_Task requirements_.
Every record must be written out once more, with nothing added or omitted.

_Exercise material_.
------
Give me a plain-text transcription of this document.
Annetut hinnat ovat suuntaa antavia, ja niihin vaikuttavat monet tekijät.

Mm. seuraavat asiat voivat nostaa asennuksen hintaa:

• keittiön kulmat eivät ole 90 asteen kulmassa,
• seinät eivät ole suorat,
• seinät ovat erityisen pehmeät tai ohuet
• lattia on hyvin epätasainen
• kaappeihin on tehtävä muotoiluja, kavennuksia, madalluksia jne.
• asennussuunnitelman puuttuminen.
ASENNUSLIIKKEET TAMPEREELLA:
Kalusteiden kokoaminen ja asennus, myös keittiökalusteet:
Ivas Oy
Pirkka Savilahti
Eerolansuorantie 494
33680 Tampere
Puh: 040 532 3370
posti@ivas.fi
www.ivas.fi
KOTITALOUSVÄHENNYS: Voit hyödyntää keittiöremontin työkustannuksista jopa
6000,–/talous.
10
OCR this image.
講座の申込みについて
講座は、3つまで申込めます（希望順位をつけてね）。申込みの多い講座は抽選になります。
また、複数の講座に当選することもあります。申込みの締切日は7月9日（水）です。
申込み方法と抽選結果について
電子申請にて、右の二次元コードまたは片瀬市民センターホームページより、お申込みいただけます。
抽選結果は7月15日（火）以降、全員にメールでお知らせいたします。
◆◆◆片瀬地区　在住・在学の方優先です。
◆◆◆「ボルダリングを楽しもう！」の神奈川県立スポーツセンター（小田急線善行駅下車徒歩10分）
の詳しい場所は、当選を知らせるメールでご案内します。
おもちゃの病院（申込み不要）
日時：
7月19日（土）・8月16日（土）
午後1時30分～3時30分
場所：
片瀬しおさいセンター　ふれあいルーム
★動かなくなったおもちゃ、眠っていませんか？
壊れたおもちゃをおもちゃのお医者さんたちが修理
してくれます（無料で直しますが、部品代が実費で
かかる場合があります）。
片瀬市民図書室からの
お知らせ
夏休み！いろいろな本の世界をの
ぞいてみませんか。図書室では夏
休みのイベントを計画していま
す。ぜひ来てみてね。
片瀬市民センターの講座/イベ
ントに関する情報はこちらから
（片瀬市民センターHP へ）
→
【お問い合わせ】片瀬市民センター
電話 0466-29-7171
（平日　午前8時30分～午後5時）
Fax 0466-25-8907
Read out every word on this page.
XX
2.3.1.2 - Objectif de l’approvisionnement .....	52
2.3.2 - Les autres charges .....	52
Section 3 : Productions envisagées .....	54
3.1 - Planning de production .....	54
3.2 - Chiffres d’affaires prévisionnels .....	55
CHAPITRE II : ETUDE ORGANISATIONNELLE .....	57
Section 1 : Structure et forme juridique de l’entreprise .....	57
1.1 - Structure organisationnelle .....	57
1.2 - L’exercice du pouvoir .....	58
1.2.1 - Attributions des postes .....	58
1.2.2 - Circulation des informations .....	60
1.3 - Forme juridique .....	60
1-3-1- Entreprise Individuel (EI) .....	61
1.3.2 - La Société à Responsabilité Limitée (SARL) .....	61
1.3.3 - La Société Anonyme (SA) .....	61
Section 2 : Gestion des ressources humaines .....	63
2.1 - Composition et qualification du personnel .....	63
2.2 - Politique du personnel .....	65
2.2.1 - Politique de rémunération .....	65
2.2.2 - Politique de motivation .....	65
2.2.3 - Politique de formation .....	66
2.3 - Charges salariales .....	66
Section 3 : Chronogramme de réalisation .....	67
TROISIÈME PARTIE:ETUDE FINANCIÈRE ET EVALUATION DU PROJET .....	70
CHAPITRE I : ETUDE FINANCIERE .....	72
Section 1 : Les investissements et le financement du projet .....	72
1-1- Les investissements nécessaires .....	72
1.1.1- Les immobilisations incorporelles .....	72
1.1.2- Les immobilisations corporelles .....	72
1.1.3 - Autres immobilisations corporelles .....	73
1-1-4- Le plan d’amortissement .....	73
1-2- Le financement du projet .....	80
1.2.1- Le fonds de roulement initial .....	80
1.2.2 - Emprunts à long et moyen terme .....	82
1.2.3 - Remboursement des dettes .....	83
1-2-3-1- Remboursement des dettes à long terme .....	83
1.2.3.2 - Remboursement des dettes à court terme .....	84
------
_Answer_.
Give me a plain-text transcription of this document.
Annetut hinnat ovat suuntaa antavia, ja niihin vaikuttavat monet tekijät.

Mm. seuraavat asiat voivat nostaa asennuksen hintaa:

• keittiön kulmat eivät ole 90 asteen kulmassa,
• seinät eivät ole suorat,
• seinät ovat erityisen pehmeät tai ohuet
• lattia on hyvin epätasainen
• kaappeihin on tehtävä muotoiluja, kavennuksia, madalluksia jne.
• asennussuunnitelman puuttuminen.
ASENNUSLIIKKEET TAMPEREELLA:
Kalusteiden kokoaminen ja asennus, myös keittiökalusteet:
Ivas Oy
Pirkka Savilahti
Eerolansuorantie 494
33680 Tampere
Puh: 040 532 3370
posti@ivas.fi
www.ivas.fi
KOTITALOUSVÄHENNYS: Voit hyödyntää keittiöremontin työkustannuksista jopa
6000,–/talous.
10
OCR this image.
講座の申込みについて
講座は、3つまで申込めます（希望順位をつけてね）。申込みの多い講座は抽選になります。
また、複数の講座に当選することもあります。申込みの締切日は7月9日（水）です。
申込み方法と抽選結果について
電子申請にて、右の二次元コードまたは片瀬市民センターホームページより、お申込みいただけます。
抽選結果は7月15日（火）以降、全員にメールでお知らせいたします。
◆◆◆片瀬地区　在住・在学の方優先です。
◆◆◆「ボルダリングを楽しもう！」の神奈川県立スポーツセンター（小田急線善行駅下車徒歩10分）
の詳しい場所は、当選を知らせるメールでご案内します。
おもちゃの病院（申込み不要）
日時：
7月19日（土）・8月16日（土）
午後1時30分～3時30分
場所：
片瀬しおさいセンター　ふれあいルーム
★動かなくなったおもちゃ、眠っていませんか？
壊れたおもちゃをおもちゃのお医者さんたちが修理
してくれます（無料で直しますが、部品代が実費で
かかる場合があります）。
片瀬市民図書室からの
お知らせ
夏休み！いろいろな本の世界をの
ぞいてみませんか。図書室では夏
休みのイベントを計画していま
す。ぜひ来てみてね。
片瀬市民センターの講座/イベ
ントに関する情報はこちらから
（片瀬市民センターHP へ）
→
【お問い合わせ】片瀬市民センター
電話 0466-29-7171
（平日　午前8時30分～午後5時）
Fax 0466-25-8907
Read out every word on this page.
XX
2.3.1.2 - Objectif de l’approvisionnement .....	52
2.3.2 - Les autres charges .....	52
Section 3 : Productions envisagées .....	54
3.1 - Planning de production .....	54
3.2 - Chiffres d’affaires prévisionnels .....	55
CHAPITRE II : ETUDE ORGANISATIONNELLE .....	57
Section 1 : Structure et forme juridique de l’entreprise .....	57
1.1 - Structure organisationnelle .....	57
1.2 - L’exercice du pouvoir .....	58
1.2.1 - Attributions des postes .....	58
1.2.2 - Circulation des informations .....	60
1.3 - Forme juridique .....	60
1-3-1- Entreprise Individuel (EI) .....	61
1.3.2 - La Société à Responsabilité Limitée (SARL) .....	61
1.3.3 - La Société Anonyme (SA) .....	61
Section 2 : Gestion des ressources humaines .....	63
2.1 - Composition et qualification du personnel .....	63
2.2 - Politique du personnel .....	65
2.2.1 - Politique de rémunération .....	65
2.2.2 - Politique de motivation .....	65
2.2.3 - Politique de formation .....	66
2.3 - Charges salariales .....	66
Section 3 : Chronogramme de réalisation .....	67
TROISIÈME PARTIE:ETUDE FINANCIÈRE ET EVALUATION DU PROJET .....	70
CHAPITRE I : ETUDE FINANCIERE .....	72
Section 1 : Les investissements et le financement du projet .....	72
1-1- Les investissements nécessaires .....	72
1.1.1- Les immobilisations incorporelles .....	72
1.1.2- Les immobilisations corporelles .....	72
1.1.3 - Autres immobilisations corporelles .....	73
1-1-4- Le plan d’amortissement .....	73
1-2- Le financement du projet .....	80
1.2.1- Le fonds de roulement initial .....	80
1.2.2 - Emprunts à long et moyen terme .....	82
1.2.3 - Remboursement des dettes .....	83
1-2-3-1- Remboursement des dettes à long terme .....	83
1.2.3.2 - Remboursement des dettes à court terme .....	84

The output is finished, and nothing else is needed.